++++ LISTED RECORDS ++++

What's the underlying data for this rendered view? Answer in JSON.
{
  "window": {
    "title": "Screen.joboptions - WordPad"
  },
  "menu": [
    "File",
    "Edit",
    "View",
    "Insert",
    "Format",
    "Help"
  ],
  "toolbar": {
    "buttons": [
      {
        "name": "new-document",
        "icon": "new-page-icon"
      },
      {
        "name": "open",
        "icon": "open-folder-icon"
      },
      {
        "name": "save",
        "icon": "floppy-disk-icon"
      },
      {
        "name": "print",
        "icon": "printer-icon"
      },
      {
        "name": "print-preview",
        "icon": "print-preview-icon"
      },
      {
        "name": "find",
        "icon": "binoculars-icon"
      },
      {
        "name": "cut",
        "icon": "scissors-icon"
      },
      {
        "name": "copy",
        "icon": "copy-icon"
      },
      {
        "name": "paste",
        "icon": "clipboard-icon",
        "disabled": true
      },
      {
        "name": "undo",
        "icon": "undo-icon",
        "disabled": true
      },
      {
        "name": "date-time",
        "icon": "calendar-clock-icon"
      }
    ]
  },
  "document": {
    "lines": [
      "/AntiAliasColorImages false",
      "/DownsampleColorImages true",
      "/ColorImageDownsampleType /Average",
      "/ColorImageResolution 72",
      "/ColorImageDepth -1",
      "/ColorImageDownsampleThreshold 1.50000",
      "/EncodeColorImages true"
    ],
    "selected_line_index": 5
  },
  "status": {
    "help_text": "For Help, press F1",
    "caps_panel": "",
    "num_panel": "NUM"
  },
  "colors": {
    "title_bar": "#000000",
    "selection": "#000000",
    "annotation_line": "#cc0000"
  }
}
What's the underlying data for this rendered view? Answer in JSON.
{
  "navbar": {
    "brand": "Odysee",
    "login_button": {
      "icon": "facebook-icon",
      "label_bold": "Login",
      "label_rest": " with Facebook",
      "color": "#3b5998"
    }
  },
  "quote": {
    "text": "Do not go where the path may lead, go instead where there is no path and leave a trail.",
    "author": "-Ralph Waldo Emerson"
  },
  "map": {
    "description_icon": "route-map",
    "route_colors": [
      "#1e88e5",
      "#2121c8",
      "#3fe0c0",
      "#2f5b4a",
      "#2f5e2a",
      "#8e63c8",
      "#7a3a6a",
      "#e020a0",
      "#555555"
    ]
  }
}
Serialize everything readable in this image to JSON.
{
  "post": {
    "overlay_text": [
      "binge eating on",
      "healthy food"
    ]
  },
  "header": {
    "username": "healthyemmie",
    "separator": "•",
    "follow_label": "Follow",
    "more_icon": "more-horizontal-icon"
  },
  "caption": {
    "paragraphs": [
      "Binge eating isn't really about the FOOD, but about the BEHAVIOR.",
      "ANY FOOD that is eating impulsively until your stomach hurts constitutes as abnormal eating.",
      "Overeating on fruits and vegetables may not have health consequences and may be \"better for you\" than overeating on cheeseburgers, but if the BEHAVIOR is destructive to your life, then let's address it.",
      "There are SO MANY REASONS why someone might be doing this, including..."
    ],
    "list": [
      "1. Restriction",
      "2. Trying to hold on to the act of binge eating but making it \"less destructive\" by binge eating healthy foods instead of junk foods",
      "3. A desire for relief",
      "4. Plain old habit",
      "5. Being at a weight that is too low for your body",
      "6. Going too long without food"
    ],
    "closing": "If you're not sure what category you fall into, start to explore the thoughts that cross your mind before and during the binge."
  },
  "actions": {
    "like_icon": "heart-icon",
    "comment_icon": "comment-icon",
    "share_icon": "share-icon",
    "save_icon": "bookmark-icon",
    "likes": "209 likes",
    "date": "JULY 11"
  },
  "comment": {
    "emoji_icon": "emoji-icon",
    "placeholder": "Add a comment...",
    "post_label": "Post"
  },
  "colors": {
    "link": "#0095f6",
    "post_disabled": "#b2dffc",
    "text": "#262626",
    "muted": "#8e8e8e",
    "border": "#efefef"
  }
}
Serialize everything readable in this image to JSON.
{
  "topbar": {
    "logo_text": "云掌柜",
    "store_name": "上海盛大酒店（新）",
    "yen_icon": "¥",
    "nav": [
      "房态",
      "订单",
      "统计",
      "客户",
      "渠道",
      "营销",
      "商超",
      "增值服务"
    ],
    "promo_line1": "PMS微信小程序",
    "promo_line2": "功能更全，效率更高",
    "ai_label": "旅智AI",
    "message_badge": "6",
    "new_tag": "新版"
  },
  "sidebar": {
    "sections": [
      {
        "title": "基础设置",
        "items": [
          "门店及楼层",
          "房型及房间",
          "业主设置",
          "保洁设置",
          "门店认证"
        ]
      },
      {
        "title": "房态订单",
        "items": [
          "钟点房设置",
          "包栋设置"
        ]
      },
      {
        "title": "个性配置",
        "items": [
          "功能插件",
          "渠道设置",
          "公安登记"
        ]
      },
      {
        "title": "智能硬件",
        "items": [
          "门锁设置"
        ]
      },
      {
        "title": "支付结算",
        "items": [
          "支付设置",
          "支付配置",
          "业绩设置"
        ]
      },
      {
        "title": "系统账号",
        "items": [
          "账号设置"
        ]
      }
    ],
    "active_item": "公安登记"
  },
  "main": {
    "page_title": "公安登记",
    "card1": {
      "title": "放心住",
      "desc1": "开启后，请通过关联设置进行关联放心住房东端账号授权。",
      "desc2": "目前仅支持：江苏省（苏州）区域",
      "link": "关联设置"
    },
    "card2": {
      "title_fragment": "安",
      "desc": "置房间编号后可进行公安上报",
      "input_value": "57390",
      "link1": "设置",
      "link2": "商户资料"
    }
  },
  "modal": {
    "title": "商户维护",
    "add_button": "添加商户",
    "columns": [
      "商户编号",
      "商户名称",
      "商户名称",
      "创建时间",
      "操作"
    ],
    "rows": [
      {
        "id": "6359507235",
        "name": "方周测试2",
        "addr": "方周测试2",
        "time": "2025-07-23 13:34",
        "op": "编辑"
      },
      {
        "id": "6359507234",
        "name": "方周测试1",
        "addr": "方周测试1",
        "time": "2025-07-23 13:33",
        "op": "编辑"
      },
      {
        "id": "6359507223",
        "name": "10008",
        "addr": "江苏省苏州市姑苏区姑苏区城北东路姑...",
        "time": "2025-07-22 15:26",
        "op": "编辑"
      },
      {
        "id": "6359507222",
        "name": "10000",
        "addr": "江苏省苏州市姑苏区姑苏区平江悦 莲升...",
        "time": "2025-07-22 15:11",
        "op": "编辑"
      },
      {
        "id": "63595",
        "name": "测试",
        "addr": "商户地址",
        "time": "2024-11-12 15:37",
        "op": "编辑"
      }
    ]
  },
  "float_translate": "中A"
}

++++

Every entry needs to be retyped exactly.

What's the underlying data for this rendered view? Answer in JSON.
{
  "window": {
    "title": "Screen.joboptions - WordPad"
  },
  "menu": [
    "File",
    "Edit",
    "View",
    "Insert",
    "Format",
    "Help"
  ],
  "toolbar": {
    "buttons": [
      {
        "name": "new-document",
        "icon": "new-page-icon"
      },
      {
        "name": "open",
        "icon": "open-folder-icon"
      },
      {
        "name": "save",
        "icon": "floppy-disk-icon"
      },
      {
        "name": "print",
        "icon": "printer-icon"
      },
      {
        "name": "print-preview",
        "icon": "print-preview-icon"
      },
      {
        "name": "find",
        "icon": "binoculars-icon"
      },
      {
        "name": "cut",
        "icon": "scissors-icon"
      },
      {
        "name": "copy",
        "icon": "copy-icon"
      },
      {
        "name": "paste",
        "icon": "clipboard-icon",
        "disabled": true
      },
      {
        "name": "undo",
        "icon": "undo-icon",
        "disabled": true
      },
      {
        "name": "date-time",
        "icon": "calendar-clock-icon"
      }
    ]
  },
  "document": {
    "lines": [
      "/AntiAliasColorImages false",
      "/DownsampleColorImages true",
      "/ColorImageDownsampleType /Average",
      "/ColorImageResolution 72",
      "/ColorImageDepth -1",
      "/ColorImageDownsampleThreshold 1.50000",
      "/EncodeColorImages true"
    ],
    "selected_line_index": 5
  },
  "status": {
    "help_text": "For Help, press F1",
    "caps_panel": "",
    "num_panel": "NUM"
  },
  "colors": {
    "title_bar": "#000000",
    "selection": "#000000",
    "annotation_line": "#cc0000"
  }
}
What's the underlying data for this rendered view? Answer in JSON.
{
  "navbar": {
    "brand": "Odysee",
    "login_button": {
      "icon": "facebook-icon",
      "label_bold": "Login",
      "label_rest": " with Facebook",
      "color": "#3b5998"
    }
  },
  "quote": {
    "text": "Do not go where the path may lead, go instead where there is no path and leave a trail.",
    "author": "-Ralph Waldo Emerson"
  },
  "map": {
    "description_icon": "route-map",
    "route_colors": [
      "#1e88e5",
      "#2121c8",
      "#3fe0c0",
      "#2f5b4a",
      "#2f5e2a",
      "#8e63c8",
      "#7a3a6a",
      "#e020a0",
      "#555555"
    ]
  }
}
Serialize everything readable in this image to JSON.
{
  "post": {
    "overlay_text": [
      "binge eating on",
      "healthy food"
    ]
  },
  "header": {
    "username": "healthyemmie",
    "separator": "•",
    "follow_label": "Follow",
    "more_icon": "more-horizontal-icon"
  },
  "caption": {
    "paragraphs": [
      "Binge eating isn't really about the FOOD, but about the BEHAVIOR.",
      "ANY FOOD that is eating impulsively until your stomach hurts constitutes as abnormal eating.",
      "Overeating on fruits and vegetables may not have health consequences and may be \"better for you\" than overeating on cheeseburgers, but if the BEHAVIOR is destructive to your life, then let's address it.",
      "There are SO MANY REASONS why someone might be doing this, including..."
    ],
    "list": [
      "1. Restriction",
      "2. Trying to hold on to the act of binge eating but making it \"less destructive\" by binge eating healthy foods instead of junk foods",
      "3. A desire for relief",
      "4. Plain old habit",
      "5. Being at a weight that is too low for your body",
      "6. Going too long without food"
    ],
    "closing": "If you're not sure what category you fall into, start to explore the thoughts that cross your mind before and during the binge."
  },
  "actions": {
    "like_icon": "heart-icon",
    "comment_icon": "comment-icon",
    "share_icon": "share-icon",
    "save_icon": "bookmark-icon",
    "likes": "209 likes",
    "date": "JULY 11"
  },
  "comment": {
    "emoji_icon": "emoji-icon",
    "placeholder": "Add a comment...",
    "post_label": "Post"
  },
  "colors": {
    "link": "#0095f6",
    "post_disabled": "#b2dffc",
    "text": "#262626",
    "muted": "#8e8e8e",
    "border": "#efefef"
  }
}
Serialize everything readable in this image to JSON.
{
  "topbar": {
    "logo_text": "云掌柜",
    "store_name": "上海盛大酒店（新）",
    "yen_icon": "¥",
    "nav": [
      "房态",
      "订单",
      "统计",
      "客户",
      "渠道",
      "营销",
      "商超",
      "增值服务"
    ],
    "promo_line1": "PMS微信小程序",
    "promo_line2": "功能更全，效率更高",
    "ai_label": "旅智AI",
    "message_badge": "6",
    "new_tag": "新版"
  },
  "sidebar": {
    "sections": [
      {
        "title": "基础设置",
        "items": [
          "门店及楼层",
          "房型及房间",
          "业主设置",
          "保洁设置",
          "门店认证"
        ]
      },
      {
        "title": "房态订单",
        "items": [
          "钟点房设置",
          "包栋设置"
        ]
      },
      {
        "title": "个性配置",
        "items": [
          "功能插件",
          "渠道设置",
          "公安登记"
        ]
      },
      {
        "title": "智能硬件",
        "items": [
          "门锁设置"
        ]
      },
      {
        "title": "支付结算",
        "items": [
          "支付设置",
          "支付配置",
          "业绩设置"
        ]
      },
      {
        "title": "系统账号",
        "items": [
          "账号设置"
        ]
      }
    ],
    "active_item": "公安登记"
  },
  "main": {
    "page_title": "公安登记",
    "card1": {
      "title": "放心住",
      "desc1": "开启后，请通过关联设置进行关联放心住房东端账号授权。",
      "desc2": "目前仅支持：江苏省（苏州）区域",
      "link": "关联设置"
    },
    "card2": {
      "title_fragment": "安",
      "desc": "置房间编号后可进行公安上报",
      "input_value": "57390",
      "link1": "设置",
      "link2": "商户资料"
    }
  },
  "modal": {
    "title": "商户维护",
    "add_button": "添加商户",
    "columns": [
      "商户编号",
      "商户名称",
      "商户名称",
      "创建时间",
      "操作"
    ],
    "rows": [
      {
        "id": "6359507235",
        "name": "方周测试2",
        "addr": "方周测试2",
        "time": "2025-07-23 13:34",
        "op": "编辑"
      },
      {
        "id": "6359507234",
        "name": "方周测试1",
        "addr": "方周测试1",
        "time": "2025-07-23 13:33",
        "op": "编辑"
      },
      {
        "id": "6359507223",
        "name": "10008",
        "addr": "江苏省苏州市姑苏区姑苏区城北东路姑...",
        "time": "2025-07-22 15:26",
        "op": "编辑"
      },
      {
        "id": "6359507222",
        "name": "10000",
        "addr": "江苏省苏州市姑苏区姑苏区平江悦 莲升...",
        "time": "2025-07-22 15:11",
        "op": "编辑"
      },
      {
        "id": "63595",
        "name": "测试",
        "addr": "商户地址",
        "time": "2024-11-12 15:37",
        "op": "编辑"
      }
    ]
  },
  "float_translate": "中A"
}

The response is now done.